*DATA LINES*:

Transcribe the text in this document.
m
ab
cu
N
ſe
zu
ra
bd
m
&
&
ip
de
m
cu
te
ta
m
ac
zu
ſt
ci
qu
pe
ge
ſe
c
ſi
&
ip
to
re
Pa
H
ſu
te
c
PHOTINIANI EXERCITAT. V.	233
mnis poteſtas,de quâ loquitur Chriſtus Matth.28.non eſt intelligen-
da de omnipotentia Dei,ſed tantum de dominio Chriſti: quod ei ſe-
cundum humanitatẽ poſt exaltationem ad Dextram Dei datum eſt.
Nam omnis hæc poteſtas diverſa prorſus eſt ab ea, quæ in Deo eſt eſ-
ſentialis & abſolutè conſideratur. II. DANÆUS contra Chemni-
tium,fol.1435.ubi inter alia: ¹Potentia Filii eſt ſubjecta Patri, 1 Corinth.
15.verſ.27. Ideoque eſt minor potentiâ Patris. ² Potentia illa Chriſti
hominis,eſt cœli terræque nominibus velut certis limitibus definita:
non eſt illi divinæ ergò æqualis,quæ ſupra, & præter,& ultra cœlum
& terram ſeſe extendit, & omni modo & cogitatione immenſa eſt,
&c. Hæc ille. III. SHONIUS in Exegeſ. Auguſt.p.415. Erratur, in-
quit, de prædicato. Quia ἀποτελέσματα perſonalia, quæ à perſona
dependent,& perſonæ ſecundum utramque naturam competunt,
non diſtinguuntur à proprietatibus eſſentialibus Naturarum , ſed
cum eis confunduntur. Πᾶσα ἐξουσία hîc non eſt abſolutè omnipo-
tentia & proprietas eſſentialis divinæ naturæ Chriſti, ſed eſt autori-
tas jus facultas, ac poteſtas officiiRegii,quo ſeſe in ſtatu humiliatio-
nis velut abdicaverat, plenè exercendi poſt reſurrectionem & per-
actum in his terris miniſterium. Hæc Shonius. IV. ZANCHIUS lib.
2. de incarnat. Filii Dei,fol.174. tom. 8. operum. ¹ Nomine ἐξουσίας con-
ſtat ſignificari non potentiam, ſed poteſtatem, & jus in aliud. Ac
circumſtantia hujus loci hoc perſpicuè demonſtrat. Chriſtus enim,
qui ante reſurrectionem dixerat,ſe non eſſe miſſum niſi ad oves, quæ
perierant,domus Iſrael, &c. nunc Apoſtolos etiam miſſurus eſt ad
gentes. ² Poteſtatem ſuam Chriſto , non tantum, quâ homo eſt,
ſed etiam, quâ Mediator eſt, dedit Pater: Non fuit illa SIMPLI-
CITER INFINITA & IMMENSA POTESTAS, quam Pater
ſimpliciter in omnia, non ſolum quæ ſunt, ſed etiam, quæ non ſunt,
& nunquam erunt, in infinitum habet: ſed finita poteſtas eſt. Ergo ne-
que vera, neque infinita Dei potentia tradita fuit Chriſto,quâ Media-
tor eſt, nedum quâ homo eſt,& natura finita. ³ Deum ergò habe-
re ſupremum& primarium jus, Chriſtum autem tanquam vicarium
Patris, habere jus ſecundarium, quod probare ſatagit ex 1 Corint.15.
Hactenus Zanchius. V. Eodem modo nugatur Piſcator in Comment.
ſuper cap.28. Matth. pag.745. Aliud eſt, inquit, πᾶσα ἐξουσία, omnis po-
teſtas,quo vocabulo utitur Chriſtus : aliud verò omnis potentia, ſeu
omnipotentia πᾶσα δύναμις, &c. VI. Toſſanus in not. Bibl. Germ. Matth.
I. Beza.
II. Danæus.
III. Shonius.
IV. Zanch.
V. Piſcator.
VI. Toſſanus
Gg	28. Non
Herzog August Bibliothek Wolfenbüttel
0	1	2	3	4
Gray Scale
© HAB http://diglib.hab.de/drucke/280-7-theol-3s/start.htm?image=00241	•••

*YOUR GOAL*:
Every record above must be duplicated exactly.

*OUTPUT FOR THIS EXERCISE*:
Transcribe the text in this document.
m
ab
cu
N
ſe
zu
ra
bd
m
&
&
ip
de
m
cu
te
ta
m
ac
zu
ſt
ci
qu
pe
ge
ſe
c
ſi
&
ip
to
re
Pa
H
ſu
te
c
PHOTINIANI EXERCITAT. V.	233
mnis poteſtas,de quâ loquitur Chriſtus Matth.28.non eſt intelligen-
da de omnipotentia Dei,ſed tantum de dominio Chriſti: quod ei ſe-
cundum humanitatẽ poſt exaltationem ad Dextram Dei datum eſt.
Nam omnis hæc poteſtas diverſa prorſus eſt ab ea, quæ in Deo eſt eſ-
ſentialis & abſolutè conſideratur. II. DANÆUS contra Chemni-
tium,fol.1435.ubi inter alia: ¹Potentia Filii eſt ſubjecta Patri, 1 Corinth.
15.verſ.27. Ideoque eſt minor potentiâ Patris. ² Potentia illa Chriſti
hominis,eſt cœli terræque nominibus velut certis limitibus definita:
non eſt illi divinæ ergò æqualis,quæ ſupra, & præter,& ultra cœlum
& terram ſeſe extendit, & omni modo & cogitatione immenſa eſt,
&c. Hæc ille. III. SHONIUS in Exegeſ. Auguſt.p.415. Erratur, in-
quit, de prædicato. Quia ἀποτελέσματα perſonalia, quæ à perſona
dependent,& perſonæ ſecundum utramque naturam competunt,
non diſtinguuntur à proprietatibus eſſentialibus Naturarum , ſed
cum eis confunduntur. Πᾶσα ἐξουσία hîc non eſt abſolutè omnipo-
tentia & proprietas eſſentialis divinæ naturæ Chriſti, ſed eſt autori-
tas jus facultas, ac poteſtas officiiRegii,quo ſeſe in ſtatu humiliatio-
nis velut abdicaverat, plenè exercendi poſt reſurrectionem & per-
actum in his terris miniſterium. Hæc Shonius. IV. ZANCHIUS lib.
2. de incarnat. Filii Dei,fol.174. tom. 8. operum. ¹ Nomine ἐξουσίας con-
ſtat ſignificari non potentiam, ſed poteſtatem, & jus in aliud. Ac
circumſtantia hujus loci hoc perſpicuè demonſtrat. Chriſtus enim,
qui ante reſurrectionem dixerat,ſe non eſſe miſſum niſi ad oves, quæ
perierant,domus Iſrael, &c. nunc Apoſtolos etiam miſſurus eſt ad
gentes. ² Poteſtatem ſuam Chriſto , non tantum, quâ homo eſt,
ſed etiam, quâ Mediator eſt, dedit Pater: Non fuit illa SIMPLI-
CITER INFINITA & IMMENSA POTESTAS, quam Pater
ſimpliciter in omnia, non ſolum quæ ſunt, ſed etiam, quæ non ſunt,
& nunquam erunt, in infinitum habet: ſed finita poteſtas eſt. Ergo ne-
que vera, neque infinita Dei potentia tradita fuit Chriſto,quâ Media-
tor eſt, nedum quâ homo eſt,& natura finita. ³ Deum ergò habe-
re ſupremum& primarium jus, Chriſtum autem tanquam vicarium
Patris, habere jus ſecundarium, quod probare ſatagit ex 1 Corint.15.
Hactenus Zanchius. V. Eodem modo nugatur Piſcator in Comment.
ſuper cap.28. Matth. pag.745. Aliud eſt, inquit, πᾶσα ἐξουσία, omnis po-
teſtas,quo vocabulo utitur Chriſtus : aliud verò omnis potentia, ſeu
omnipotentia πᾶσα δύναμις, &c. VI. Toſſanus in not. Bibl. Germ. Matth.
I. Beza.
II. Danæus.
III. Shonius.
IV. Zanch.
V. Piſcator.
VI. Toſſanus
Gg	28. Non
Herzog August Bibliothek Wolfenbüttel
0	1	2	3	4
Gray Scale
© HAB http://diglib.hab.de/drucke/280-7-theol-3s/start.htm?image=00241	•••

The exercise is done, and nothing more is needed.